### WHAT IS NEEDED
Going through the material below, please gather all lines with the word "Lessons" in them.

### SUPPLIED RECORDS
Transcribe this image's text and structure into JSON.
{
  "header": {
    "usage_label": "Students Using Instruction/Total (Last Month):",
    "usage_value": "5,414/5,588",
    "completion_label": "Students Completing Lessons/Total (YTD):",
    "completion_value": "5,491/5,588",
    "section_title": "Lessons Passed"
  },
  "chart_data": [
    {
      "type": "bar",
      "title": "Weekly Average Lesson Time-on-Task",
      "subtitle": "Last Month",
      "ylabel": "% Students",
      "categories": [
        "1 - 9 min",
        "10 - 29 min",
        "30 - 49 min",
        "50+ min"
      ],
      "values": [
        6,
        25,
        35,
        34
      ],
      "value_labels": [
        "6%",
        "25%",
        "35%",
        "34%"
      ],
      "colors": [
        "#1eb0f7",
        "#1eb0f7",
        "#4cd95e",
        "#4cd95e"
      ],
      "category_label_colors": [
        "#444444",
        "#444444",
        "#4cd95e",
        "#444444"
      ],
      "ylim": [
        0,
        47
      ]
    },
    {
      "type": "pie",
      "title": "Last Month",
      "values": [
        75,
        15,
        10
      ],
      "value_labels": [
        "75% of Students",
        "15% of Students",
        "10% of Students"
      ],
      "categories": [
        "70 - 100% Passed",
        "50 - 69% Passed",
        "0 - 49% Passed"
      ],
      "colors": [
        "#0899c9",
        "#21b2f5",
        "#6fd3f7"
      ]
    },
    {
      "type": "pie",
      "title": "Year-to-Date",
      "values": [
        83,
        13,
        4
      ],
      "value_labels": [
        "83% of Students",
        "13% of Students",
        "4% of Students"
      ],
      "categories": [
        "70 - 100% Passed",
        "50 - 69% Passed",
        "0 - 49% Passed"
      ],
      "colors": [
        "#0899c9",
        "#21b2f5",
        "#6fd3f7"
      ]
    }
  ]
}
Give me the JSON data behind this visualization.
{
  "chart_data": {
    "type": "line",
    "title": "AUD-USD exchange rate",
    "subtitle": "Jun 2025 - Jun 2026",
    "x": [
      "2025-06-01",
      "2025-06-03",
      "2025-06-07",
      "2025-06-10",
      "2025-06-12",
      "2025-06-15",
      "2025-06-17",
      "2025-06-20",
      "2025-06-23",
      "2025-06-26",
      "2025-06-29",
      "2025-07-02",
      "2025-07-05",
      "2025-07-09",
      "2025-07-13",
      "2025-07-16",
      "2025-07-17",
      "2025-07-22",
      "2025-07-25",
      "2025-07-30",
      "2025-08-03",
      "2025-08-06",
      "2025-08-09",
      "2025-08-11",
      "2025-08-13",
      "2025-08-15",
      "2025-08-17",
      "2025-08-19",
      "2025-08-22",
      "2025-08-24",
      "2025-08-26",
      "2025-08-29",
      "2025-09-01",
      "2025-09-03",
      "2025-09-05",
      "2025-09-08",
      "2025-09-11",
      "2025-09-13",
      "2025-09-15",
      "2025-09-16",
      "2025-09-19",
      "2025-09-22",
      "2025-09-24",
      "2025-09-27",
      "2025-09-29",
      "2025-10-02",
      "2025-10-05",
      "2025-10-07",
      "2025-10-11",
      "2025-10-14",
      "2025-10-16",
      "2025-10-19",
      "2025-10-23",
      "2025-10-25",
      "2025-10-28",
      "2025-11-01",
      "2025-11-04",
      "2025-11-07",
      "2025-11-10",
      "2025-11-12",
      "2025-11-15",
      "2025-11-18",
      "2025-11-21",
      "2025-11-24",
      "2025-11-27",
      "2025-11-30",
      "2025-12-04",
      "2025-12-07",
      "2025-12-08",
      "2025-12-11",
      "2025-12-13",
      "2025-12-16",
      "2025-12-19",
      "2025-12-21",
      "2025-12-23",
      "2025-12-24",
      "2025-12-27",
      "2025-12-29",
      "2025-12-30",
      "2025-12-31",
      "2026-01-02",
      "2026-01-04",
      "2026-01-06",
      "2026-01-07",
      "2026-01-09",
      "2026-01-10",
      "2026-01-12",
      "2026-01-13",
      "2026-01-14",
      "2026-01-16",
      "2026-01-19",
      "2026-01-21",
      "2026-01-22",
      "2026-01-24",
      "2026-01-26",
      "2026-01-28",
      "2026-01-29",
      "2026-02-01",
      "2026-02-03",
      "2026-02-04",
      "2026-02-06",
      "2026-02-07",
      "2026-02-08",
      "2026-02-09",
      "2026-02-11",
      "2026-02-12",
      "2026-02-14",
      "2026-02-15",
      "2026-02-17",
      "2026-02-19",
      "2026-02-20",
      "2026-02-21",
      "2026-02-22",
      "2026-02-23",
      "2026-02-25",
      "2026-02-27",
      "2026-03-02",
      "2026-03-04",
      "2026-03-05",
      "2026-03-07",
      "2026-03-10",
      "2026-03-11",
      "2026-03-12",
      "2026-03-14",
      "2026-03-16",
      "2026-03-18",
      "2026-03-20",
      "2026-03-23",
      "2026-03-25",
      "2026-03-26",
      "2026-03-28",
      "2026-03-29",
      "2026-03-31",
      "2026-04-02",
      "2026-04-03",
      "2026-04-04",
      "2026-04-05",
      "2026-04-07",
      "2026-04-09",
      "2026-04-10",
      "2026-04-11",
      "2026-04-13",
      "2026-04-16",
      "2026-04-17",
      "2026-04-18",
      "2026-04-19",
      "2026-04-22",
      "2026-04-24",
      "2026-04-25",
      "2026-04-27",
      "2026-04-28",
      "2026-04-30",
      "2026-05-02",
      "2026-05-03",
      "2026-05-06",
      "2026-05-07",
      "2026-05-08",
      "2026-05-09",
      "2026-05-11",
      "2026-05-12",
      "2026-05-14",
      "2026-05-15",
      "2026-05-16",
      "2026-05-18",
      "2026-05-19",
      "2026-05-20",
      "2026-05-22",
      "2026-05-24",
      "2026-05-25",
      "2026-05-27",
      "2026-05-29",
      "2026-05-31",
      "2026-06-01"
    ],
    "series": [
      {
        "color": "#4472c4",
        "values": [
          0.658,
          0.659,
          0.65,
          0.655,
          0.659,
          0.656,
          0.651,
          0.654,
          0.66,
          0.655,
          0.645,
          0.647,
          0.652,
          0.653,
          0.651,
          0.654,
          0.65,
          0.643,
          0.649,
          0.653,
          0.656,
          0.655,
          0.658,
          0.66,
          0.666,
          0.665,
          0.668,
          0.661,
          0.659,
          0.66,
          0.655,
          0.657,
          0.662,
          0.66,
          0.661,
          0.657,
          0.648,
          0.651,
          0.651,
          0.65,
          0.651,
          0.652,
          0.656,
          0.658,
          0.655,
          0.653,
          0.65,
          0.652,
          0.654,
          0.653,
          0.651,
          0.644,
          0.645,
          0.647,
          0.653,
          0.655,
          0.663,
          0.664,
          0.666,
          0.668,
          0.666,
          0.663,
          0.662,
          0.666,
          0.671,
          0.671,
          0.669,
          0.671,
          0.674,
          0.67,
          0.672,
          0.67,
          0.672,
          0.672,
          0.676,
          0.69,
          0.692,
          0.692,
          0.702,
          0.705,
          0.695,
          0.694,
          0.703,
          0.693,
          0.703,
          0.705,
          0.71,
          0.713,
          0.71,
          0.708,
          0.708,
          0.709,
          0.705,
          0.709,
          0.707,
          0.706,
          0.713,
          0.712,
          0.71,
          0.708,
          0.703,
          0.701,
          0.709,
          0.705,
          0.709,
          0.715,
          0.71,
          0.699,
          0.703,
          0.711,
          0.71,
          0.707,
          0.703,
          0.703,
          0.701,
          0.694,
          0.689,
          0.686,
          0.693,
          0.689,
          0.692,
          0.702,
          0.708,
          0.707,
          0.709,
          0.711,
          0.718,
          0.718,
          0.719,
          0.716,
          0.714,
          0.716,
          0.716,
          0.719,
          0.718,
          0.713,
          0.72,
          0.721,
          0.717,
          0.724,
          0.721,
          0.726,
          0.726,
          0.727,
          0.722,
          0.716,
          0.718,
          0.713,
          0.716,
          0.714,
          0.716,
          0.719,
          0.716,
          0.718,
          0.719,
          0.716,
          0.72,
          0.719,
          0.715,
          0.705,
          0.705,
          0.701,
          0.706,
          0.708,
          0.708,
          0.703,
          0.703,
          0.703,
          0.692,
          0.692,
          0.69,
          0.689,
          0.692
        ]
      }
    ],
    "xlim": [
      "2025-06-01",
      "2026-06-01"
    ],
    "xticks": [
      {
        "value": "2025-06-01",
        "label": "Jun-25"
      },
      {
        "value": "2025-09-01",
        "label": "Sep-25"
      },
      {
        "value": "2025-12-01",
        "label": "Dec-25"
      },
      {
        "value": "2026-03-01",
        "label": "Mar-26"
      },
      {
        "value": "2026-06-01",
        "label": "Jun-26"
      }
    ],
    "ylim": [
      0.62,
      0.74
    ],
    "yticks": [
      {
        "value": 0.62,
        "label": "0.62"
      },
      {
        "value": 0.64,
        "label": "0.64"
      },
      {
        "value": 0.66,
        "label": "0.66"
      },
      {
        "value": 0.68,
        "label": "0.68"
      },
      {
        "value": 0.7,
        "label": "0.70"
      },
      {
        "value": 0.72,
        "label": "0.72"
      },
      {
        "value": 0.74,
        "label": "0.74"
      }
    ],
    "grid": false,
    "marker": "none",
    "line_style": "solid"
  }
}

### COMPLETE ANSWER
    "completion_label": "Students Completing Lessons/Total (YTD):",
    "section_title": "Lessons Passed"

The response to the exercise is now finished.